* Source excerpt *
_ _ _ _ _ _ _

SmallVector::insert() fix

David Blaikie dblaikie at gmail.com
Fri Jun 7 10:11:02 PDT 2013


On Fri, Jun 7, 2013 at 10:06 AM, Howard Hinnant <hhinnant at apple.com> wrote:
> At what point does it make more sense to just use std::vector with a stack-based allocator?  You get the same speed, and the only bugs you have to worry about are in the allocator.  std::vector is pounded on by a far bigger audience than llvm::SmallVector is.

I'm generally in favor of this - hadn't really occurred to me until
you said it, though.

>  Using C++11 template aliases you could even implement llvm::SmallVector<T, N> as a std::vector<T, llvm::stack_allocator<T, N>>

This would be slightly problematic - is there anything we could do for
C++98 compatibility that would keep the terse naming we already have?

>
> Fwiw, David's 4 step recipe below is correct and is what the libc++ std::vector does.  To do this in an exception-safe manner (I know, llvm doesn't care about exceptions), the libc++ uses another data structure I call __split_buffer which allows the data to start in the middle of the buffer.  And when the data starts at the beginning of a __split_buffer, vector and __split_buffer can transfer data buffers among one another.  I.e. (1) constructs a __split_buffer with the proper capacity, (2) copies into the middle of the __split_buffer, (4) copies beyond this point into the __split_buffer, and when (3) finishes, the __split_buffer has data starting at the beginning of its buffer.

_ _ _ _ _ _ _

* Dataset extract *

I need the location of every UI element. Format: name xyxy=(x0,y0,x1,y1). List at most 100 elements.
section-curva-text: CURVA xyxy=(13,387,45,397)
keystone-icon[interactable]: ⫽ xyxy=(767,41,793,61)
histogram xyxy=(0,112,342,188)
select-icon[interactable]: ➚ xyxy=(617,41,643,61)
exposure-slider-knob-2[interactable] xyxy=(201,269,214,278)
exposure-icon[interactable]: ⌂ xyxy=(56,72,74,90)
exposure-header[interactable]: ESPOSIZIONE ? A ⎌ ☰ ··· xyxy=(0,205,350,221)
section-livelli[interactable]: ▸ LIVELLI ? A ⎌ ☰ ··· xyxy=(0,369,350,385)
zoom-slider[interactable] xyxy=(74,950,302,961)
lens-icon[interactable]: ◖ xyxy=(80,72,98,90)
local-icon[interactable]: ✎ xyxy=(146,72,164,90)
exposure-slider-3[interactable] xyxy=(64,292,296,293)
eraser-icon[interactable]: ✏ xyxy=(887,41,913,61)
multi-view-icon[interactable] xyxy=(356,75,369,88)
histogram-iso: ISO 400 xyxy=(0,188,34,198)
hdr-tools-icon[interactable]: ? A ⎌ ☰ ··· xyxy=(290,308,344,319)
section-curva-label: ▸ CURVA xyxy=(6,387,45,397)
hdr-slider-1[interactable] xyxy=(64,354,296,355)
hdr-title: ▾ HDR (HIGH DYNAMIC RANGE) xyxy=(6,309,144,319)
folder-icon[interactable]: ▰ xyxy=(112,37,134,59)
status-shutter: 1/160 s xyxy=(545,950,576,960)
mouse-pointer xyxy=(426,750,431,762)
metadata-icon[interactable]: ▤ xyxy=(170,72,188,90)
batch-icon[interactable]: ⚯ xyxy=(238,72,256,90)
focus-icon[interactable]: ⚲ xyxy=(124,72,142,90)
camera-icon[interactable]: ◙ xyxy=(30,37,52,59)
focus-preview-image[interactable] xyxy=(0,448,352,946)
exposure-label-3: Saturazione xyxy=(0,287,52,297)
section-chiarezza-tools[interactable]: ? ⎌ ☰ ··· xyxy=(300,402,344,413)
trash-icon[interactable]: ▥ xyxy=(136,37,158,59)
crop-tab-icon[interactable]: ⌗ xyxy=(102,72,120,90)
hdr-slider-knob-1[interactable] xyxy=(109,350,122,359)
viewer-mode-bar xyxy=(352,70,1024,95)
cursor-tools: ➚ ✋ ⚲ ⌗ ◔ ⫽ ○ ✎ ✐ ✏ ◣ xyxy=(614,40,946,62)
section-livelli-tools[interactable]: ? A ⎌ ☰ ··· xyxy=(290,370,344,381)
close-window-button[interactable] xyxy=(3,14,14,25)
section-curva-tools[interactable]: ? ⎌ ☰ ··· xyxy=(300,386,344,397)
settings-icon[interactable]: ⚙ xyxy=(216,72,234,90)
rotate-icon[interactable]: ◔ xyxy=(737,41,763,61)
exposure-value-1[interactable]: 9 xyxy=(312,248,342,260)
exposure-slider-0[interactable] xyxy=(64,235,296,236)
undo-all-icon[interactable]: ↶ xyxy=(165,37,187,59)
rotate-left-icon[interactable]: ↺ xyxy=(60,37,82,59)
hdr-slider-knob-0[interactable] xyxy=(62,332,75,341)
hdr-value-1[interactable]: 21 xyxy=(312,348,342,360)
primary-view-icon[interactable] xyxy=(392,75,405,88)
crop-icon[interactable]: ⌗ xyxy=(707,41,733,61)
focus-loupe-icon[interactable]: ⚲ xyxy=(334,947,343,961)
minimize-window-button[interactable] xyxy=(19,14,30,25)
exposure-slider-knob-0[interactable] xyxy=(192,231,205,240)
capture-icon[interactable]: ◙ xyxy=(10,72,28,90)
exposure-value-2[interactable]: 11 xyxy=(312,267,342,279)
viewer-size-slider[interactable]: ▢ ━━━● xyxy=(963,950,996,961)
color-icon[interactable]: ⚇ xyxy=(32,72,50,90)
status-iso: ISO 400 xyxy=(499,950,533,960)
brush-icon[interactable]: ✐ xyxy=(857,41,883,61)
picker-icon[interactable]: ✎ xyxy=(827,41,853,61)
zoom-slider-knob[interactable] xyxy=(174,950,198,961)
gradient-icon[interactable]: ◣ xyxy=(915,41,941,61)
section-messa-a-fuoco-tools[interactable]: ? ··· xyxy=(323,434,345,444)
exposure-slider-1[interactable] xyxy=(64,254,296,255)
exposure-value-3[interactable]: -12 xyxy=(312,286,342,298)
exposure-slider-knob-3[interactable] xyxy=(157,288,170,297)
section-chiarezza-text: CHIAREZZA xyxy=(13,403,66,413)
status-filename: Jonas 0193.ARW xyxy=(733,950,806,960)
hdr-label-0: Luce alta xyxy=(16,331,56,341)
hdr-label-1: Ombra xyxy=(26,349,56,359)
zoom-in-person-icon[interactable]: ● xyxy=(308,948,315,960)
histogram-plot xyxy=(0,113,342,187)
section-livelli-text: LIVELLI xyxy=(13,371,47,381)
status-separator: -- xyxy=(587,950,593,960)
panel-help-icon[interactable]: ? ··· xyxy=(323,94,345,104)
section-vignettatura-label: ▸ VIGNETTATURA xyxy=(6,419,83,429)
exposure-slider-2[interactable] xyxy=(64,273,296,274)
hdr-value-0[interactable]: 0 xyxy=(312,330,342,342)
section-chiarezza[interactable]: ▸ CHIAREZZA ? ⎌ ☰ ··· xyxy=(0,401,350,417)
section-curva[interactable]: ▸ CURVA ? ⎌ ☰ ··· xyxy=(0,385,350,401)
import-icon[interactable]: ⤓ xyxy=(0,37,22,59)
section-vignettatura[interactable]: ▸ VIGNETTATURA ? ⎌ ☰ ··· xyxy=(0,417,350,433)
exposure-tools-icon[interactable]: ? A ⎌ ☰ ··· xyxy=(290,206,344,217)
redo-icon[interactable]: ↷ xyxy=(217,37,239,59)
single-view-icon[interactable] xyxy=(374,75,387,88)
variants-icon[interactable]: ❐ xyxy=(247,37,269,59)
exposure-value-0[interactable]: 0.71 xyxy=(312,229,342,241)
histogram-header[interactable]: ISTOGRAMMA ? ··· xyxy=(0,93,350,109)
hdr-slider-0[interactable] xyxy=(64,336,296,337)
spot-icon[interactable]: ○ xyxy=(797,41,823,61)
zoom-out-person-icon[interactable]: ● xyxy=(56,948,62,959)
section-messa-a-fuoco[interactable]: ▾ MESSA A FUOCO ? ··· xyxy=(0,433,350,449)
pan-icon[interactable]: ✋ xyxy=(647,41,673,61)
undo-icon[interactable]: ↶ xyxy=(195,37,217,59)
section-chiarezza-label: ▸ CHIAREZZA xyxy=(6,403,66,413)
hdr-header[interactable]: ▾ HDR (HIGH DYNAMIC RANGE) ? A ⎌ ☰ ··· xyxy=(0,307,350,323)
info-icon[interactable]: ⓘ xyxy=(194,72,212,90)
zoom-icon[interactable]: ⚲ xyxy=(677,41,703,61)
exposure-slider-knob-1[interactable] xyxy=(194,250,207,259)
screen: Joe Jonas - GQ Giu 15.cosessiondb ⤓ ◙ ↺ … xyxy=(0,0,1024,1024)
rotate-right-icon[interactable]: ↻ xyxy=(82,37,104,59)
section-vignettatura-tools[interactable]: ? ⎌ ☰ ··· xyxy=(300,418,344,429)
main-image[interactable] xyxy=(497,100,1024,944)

_ _ _ _ _ _ _

* Given instruction *
Transcribe the stretch of the SmallVector thread from "SmallVector::insert() fix" through "said it, though.". The data plays no part in the work here.

* Reply *
SmallVector::insert() fix

David Blaikie dblaikie at gmail.com
Fri Jun 7 10:11:02 PDT 2013


On Fri, Jun 7, 2013 at 10:06 AM, Howard Hinnant <hhinnant at apple.com> wrote:
> At what point does it make more sense to just use std::vector with a stack-based allocator?  You get the same speed, and the only bugs you have to worry about are in the allocator.  std::vector is pounded on by a far bigger audience than llvm::SmallVector is.

I'm generally in favor of this - hadn't really occurred to me until
you said it, though.